Reproduce all of the data exactly.

DATA LINES »
━━━━━━━━━━
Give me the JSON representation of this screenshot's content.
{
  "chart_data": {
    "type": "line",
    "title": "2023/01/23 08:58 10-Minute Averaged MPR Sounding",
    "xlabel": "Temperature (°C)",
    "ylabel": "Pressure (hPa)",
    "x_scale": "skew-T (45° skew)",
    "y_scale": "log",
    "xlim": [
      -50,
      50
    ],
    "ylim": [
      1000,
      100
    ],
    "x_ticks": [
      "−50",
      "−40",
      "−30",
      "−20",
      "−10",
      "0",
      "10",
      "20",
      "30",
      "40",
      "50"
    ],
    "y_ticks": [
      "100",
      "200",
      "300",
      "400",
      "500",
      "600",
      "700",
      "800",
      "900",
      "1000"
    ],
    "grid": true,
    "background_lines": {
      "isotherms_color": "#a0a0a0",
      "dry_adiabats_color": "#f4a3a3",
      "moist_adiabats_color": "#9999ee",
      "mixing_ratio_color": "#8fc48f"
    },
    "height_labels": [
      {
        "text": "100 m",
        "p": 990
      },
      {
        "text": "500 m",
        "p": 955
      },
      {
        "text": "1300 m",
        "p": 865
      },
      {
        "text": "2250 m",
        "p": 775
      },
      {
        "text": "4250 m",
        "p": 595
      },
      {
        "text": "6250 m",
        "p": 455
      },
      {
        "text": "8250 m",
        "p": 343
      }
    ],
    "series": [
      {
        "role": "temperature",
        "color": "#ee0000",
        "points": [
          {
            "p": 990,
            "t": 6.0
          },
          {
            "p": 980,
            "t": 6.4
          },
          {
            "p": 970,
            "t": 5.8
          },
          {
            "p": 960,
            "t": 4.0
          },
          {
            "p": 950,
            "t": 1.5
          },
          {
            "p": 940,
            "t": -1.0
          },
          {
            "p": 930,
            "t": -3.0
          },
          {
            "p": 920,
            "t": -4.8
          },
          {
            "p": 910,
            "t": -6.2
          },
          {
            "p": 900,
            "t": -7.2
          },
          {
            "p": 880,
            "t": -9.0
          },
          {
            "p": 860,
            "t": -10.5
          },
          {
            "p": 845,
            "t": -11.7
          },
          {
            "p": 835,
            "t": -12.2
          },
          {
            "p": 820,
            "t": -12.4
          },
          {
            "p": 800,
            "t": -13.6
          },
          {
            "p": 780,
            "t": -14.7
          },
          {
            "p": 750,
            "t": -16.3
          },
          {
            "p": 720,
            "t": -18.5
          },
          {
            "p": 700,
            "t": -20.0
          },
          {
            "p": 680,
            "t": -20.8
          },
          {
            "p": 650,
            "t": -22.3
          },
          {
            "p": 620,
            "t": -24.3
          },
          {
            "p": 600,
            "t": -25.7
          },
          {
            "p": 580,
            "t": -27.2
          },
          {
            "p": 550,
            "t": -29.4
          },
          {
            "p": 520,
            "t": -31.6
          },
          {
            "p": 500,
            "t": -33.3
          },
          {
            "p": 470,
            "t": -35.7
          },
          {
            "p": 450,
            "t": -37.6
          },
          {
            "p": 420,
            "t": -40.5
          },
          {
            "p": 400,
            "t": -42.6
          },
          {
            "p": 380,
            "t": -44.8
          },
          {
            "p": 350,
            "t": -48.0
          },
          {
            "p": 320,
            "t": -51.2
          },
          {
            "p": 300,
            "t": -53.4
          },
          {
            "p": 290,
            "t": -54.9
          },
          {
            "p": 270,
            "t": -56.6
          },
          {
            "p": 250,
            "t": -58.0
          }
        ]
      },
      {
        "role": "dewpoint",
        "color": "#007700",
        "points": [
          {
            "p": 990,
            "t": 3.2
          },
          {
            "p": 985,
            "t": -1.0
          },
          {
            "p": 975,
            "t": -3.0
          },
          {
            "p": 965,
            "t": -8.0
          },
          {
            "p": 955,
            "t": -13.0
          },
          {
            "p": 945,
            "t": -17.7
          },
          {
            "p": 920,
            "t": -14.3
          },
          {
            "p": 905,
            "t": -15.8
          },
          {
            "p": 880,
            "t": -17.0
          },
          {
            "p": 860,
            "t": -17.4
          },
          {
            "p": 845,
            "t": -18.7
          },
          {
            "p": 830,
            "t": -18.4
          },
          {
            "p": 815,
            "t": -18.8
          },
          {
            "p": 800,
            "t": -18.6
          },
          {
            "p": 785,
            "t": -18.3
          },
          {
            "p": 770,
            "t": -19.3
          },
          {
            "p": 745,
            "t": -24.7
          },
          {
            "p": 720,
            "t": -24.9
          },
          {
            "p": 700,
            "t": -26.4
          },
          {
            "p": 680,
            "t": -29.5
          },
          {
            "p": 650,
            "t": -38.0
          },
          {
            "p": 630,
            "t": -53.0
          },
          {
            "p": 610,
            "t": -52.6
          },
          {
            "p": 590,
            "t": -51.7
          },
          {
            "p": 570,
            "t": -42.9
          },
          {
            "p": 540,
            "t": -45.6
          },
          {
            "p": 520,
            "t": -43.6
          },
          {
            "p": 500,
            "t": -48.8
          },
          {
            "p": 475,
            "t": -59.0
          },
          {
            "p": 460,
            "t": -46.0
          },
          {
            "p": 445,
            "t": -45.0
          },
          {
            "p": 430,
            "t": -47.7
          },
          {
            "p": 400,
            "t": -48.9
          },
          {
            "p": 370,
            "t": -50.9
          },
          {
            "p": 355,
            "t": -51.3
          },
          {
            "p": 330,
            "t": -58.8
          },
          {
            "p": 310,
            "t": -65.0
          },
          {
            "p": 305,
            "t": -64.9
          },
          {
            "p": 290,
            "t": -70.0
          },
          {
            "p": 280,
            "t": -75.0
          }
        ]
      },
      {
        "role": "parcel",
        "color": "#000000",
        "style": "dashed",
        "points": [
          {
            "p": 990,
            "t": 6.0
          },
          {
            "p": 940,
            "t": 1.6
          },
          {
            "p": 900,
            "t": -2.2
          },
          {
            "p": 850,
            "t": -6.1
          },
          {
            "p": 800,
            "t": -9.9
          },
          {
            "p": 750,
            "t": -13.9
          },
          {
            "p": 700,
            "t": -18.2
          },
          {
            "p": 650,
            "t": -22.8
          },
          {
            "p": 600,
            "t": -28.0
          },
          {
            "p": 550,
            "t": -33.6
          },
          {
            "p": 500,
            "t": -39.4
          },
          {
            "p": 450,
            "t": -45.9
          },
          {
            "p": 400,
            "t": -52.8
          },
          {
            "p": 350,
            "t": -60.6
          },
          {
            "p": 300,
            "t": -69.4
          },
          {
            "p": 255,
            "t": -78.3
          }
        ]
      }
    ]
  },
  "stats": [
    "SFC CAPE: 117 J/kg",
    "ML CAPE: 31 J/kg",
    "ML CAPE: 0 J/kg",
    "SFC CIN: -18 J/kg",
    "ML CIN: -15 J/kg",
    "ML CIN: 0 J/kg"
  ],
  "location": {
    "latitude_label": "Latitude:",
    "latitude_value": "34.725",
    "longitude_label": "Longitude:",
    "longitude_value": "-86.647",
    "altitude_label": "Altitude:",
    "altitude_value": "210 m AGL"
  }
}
━━━━━━━━━━
TASK ANSWER »
Give me the JSON representation of this screenshot's content.
{
  "chart_data": {
    "type": "line",
    "title": "2023/01/23 08:58 10-Minute Averaged MPR Sounding",
    "xlabel": "Temperature (°C)",
    "ylabel": "Pressure (hPa)",
    "x_scale": "skew-T (45° skew)",
    "y_scale": "log",
    "xlim": [
      -50,
      50
    ],
    "ylim": [
      1000,
      100
    ],
    "x_ticks": [
      "−50",
      "−40",
      "−30",
      "−20",
      "−10",
      "0",
      "10",
      "20",
      "30",
      "40",
      "50"
    ],
    "y_ticks": [
      "100",
      "200",
      "300",
      "400",
      "500",
      "600",
      "700",
      "800",
      "900",
      "1000"
    ],
    "grid": true,
    "background_lines": {
      "isotherms_color": "#a0a0a0",
      "dry_adiabats_color": "#f4a3a3",
      "moist_adiabats_color": "#9999ee",
      "mixing_ratio_color": "#8fc48f"
    },
    "height_labels": [
      {
        "text": "100 m",
        "p": 990
      },
      {
        "text": "500 m",
        "p": 955
      },
      {
        "text": "1300 m",
        "p": 865
      },
      {
        "text": "2250 m",
        "p": 775
      },
      {
        "text": "4250 m",
        "p": 595
      },
      {
        "text": "6250 m",
        "p": 455
      },
      {
        "text": "8250 m",
        "p": 343
      }
    ],
    "series": [
      {
        "role": "temperature",
        "color": "#ee0000",
        "points": [
          {
            "p": 990,
            "t": 6.0
          },
          {
            "p": 980,
            "t": 6.4
          },
          {
            "p": 970,
            "t": 5.8
          },
          {
            "p": 960,
            "t": 4.0
          },
          {
            "p": 950,
            "t": 1.5
          },
          {
            "p": 940,
            "t": -1.0
          },
          {
            "p": 930,
            "t": -3.0
          },
          {
            "p": 920,
            "t": -4.8
          },
          {
            "p": 910,
            "t": -6.2
          },
          {
            "p": 900,
            "t": -7.2
          },
          {
            "p": 880,
            "t": -9.0
          },
          {
            "p": 860,
            "t": -10.5
          },
          {
            "p": 845,
            "t": -11.7
          },
          {
            "p": 835,
            "t": -12.2
          },
          {
            "p": 820,
            "t": -12.4
          },
          {
            "p": 800,
            "t": -13.6
          },
          {
            "p": 780,
            "t": -14.7
          },
          {
            "p": 750,
            "t": -16.3
          },
          {
            "p": 720,
            "t": -18.5
          },
          {
            "p": 700,
            "t": -20.0
          },
          {
            "p": 680,
            "t": -20.8
          },
          {
            "p": 650,
            "t": -22.3
          },
          {
            "p": 620,
            "t": -24.3
          },
          {
            "p": 600,
            "t": -25.7
          },
          {
            "p": 580,
            "t": -27.2
          },
          {
            "p": 550,
            "t": -29.4
          },
          {
            "p": 520,
            "t": -31.6
          },
          {
            "p": 500,
            "t": -33.3
          },
          {
            "p": 470,
            "t": -35.7
          },
          {
            "p": 450,
            "t": -37.6
          },
          {
            "p": 420,
            "t": -40.5
          },
          {
            "p": 400,
            "t": -42.6
          },
          {
            "p": 380,
            "t": -44.8
          },
          {
            "p": 350,
            "t": -48.0
          },
          {
            "p": 320,
            "t": -51.2
          },
          {
            "p": 300,
            "t": -53.4
          },
          {
            "p": 290,
            "t": -54.9
          },
          {
            "p": 270,
            "t": -56.6
          },
          {
            "p": 250,
            "t": -58.0
          }
        ]
      },
      {
        "role": "dewpoint",
        "color": "#007700",
        "points": [
          {
            "p": 990,
            "t": 3.2
          },
          {
            "p": 985,
            "t": -1.0
          },
          {
            "p": 975,
            "t": -3.0
          },
          {
            "p": 965,
            "t": -8.0
          },
          {
            "p": 955,
            "t": -13.0
          },
          {
            "p": 945,
            "t": -17.7
          },
          {
            "p": 920,
            "t": -14.3
          },
          {
            "p": 905,
            "t": -15.8
          },
          {
            "p": 880,
            "t": -17.0
          },
          {
            "p": 860,
            "t": -17.4
          },
          {
            "p": 845,
            "t": -18.7
          },
          {
            "p": 830,
            "t": -18.4
          },
          {
            "p": 815,
            "t": -18.8
          },
          {
            "p": 800,
            "t": -18.6
          },
          {
            "p": 785,
            "t": -18.3
          },
          {
            "p": 770,
            "t": -19.3
          },
          {
            "p": 745,
            "t": -24.7
          },
          {
            "p": 720,
            "t": -24.9
          },
          {
            "p": 700,
            "t": -26.4
          },
          {
            "p": 680,
            "t": -29.5
          },
          {
            "p": 650,
            "t": -38.0
          },
          {
            "p": 630,
            "t": -53.0
          },
          {
            "p": 610,
            "t": -52.6
          },
          {
            "p": 590,
            "t": -51.7
          },
          {
            "p": 570,
            "t": -42.9
          },
          {
            "p": 540,
            "t": -45.6
          },
          {
            "p": 520,
            "t": -43.6
          },
          {
            "p": 500,
            "t": -48.8
          },
          {
            "p": 475,
            "t": -59.0
          },
          {
            "p": 460,
            "t": -46.0
          },
          {
            "p": 445,
            "t": -45.0
          },
          {
            "p": 430,
            "t": -47.7
          },
          {
            "p": 400,
            "t": -48.9
          },
          {
            "p": 370,
            "t": -50.9
          },
          {
            "p": 355,
            "t": -51.3
          },
          {
            "p": 330,
            "t": -58.8
          },
          {
            "p": 310,
            "t": -65.0
          },
          {
            "p": 305,
            "t": -64.9
          },
          {
            "p": 290,
            "t": -70.0
          },
          {
            "p": 280,
            "t": -75.0
          }
        ]
      },
      {
        "role": "parcel",
        "color": "#000000",
        "style": "dashed",
        "points": [
          {
            "p": 990,
            "t": 6.0
          },
          {
            "p": 940,
            "t": 1.6
          },
          {
            "p": 900,
            "t": -2.2
          },
          {
            "p": 850,
            "t": -6.1
          },
          {
            "p": 800,
            "t": -9.9
          },
          {
            "p": 750,
            "t": -13.9
          },
          {
            "p": 700,
            "t": -18.2
          },
          {
            "p": 650,
            "t": -22.8
          },
          {
            "p": 600,
            "t": -28.0
          },
          {
            "p": 550,
            "t": -33.6
          },
          {
            "p": 500,
            "t": -39.4
          },
          {
            "p": 450,
            "t": -45.9
          },
          {
            "p": 400,
            "t": -52.8
          },
          {
            "p": 350,
            "t": -60.6
          },
          {
            "p": 300,
            "t": -69.4
          },
          {
            "p": 255,
            "t": -78.3
          }
        ]
      }
    ]
  },
  "stats": [
    "SFC CAPE: 117 J/kg",
    "ML CAPE: 31 J/kg",
    "ML CAPE: 0 J/kg",
    "SFC CIN: -18 J/kg",
    "ML CIN: -15 J/kg",
    "ML CIN: 0 J/kg"
  ],
  "location": {
    "latitude_label": "Latitude:",
    "latitude_value": "34.725",
    "longitude_label": "Longitude:",
    "longitude_value": "-86.647",
    "altitude_label": "Altitude:",
    "altitude_value": "210 m AGL"
  }
}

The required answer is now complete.